**EXERCISE AIM:**
Gather the lines that hold the string "median".

**Records excerpted from a collection:**
☆ ☆ ☆ ☆ ☆

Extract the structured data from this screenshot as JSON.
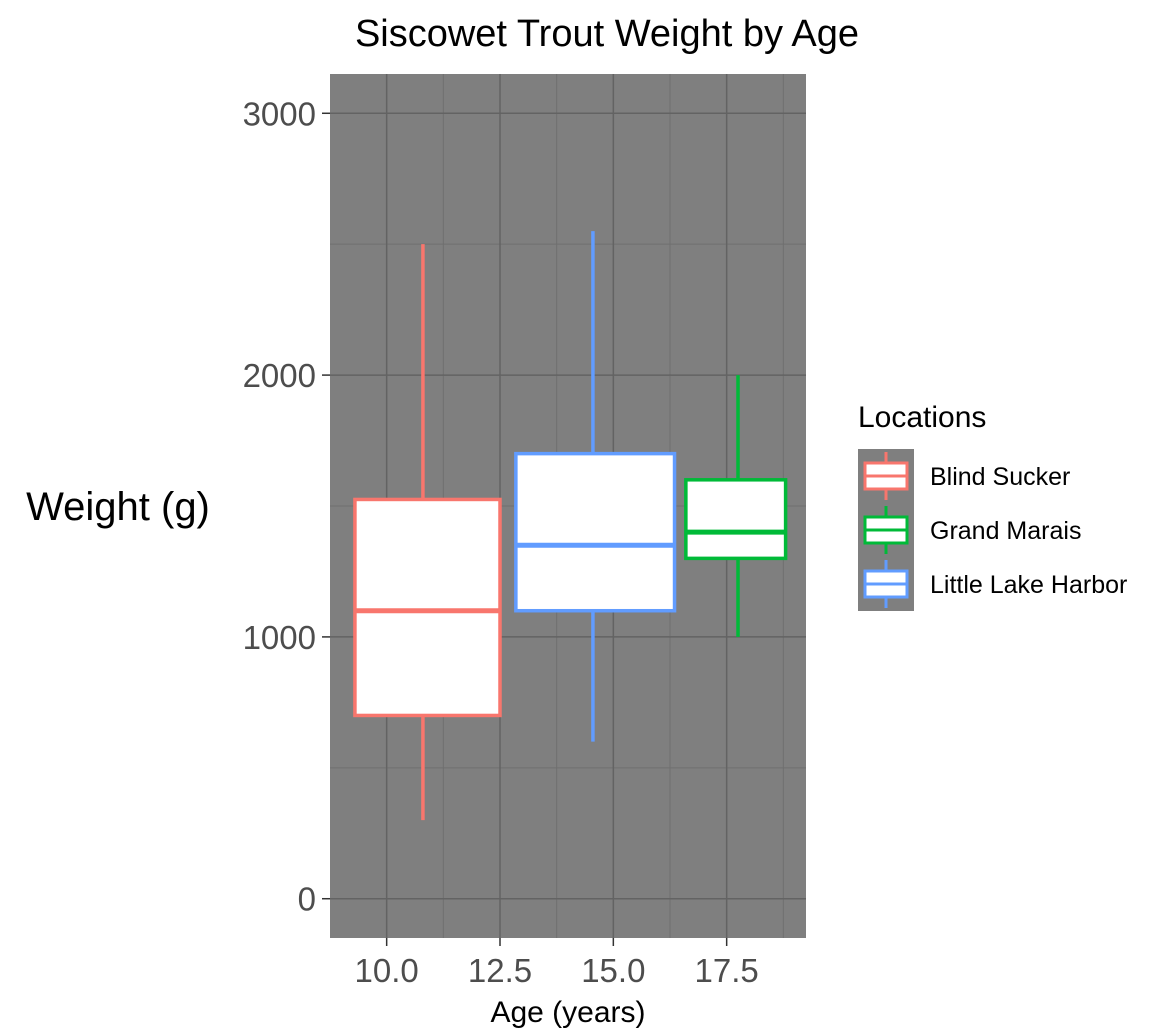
{
  "chart_data": {
    "type": "box",
    "title": "Siscowet Trout Weight by Age",
    "xlabel": "Age (years)",
    "ylabel": "Weight (g)",
    "xlim": [
      8.75,
      19.25
    ],
    "ylim": [
      -150,
      3150
    ],
    "x_ticks": [
      10.0,
      12.5,
      15.0,
      17.5
    ],
    "x_tick_labels": [
      "10.0",
      "12.5",
      "15.0",
      "17.5"
    ],
    "y_ticks": [
      0,
      1000,
      2000,
      3000
    ],
    "y_tick_labels": [
      "0",
      "1000",
      "2000",
      "3000"
    ],
    "y_minor_ticks": [
      500,
      1500,
      2500
    ],
    "x_minor_ticks": [
      11.25,
      13.75,
      16.25,
      18.75
    ],
    "grid": true,
    "panel_background": "#7f7f7f",
    "box_fill": "#ffffff",
    "legend": {
      "title": "Locations",
      "position": "right",
      "entries": [
        "Blind Sucker",
        "Grand Marais",
        "Little Lake Harbor"
      ]
    },
    "series": [
      {
        "name": "Blind Sucker",
        "color": "#F8766D",
        "x_left": 9.3,
        "x_right": 12.5,
        "whisker_x": 10.8,
        "min": 300,
        "q1": 700,
        "median": 1100,
        "q3": 1525,
        "max": 2500
      },
      {
        "name": "Little Lake Harbor",
        "color": "#619CFF",
        "x_left": 12.85,
        "x_right": 16.35,
        "whisker_x": 14.55,
        "min": 600,
        "q1": 1100,
        "median": 1350,
        "q3": 1700,
        "max": 2550
      },
      {
        "name": "Grand Marais",
        "color": "#00BA38",
        "x_left": 16.6,
        "x_right": 18.8,
        "whisker_x": 17.75,
        "min": 1000,
        "q1": 1300,
        "median": 1400,
        "q3": 1600,
        "max": 2000
      }
    ]
  }
}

☆ ☆ ☆ ☆ ☆

**RESPONSE BELOW:**
        "median": 1100,
        "median": 1350,
        "median": 1400,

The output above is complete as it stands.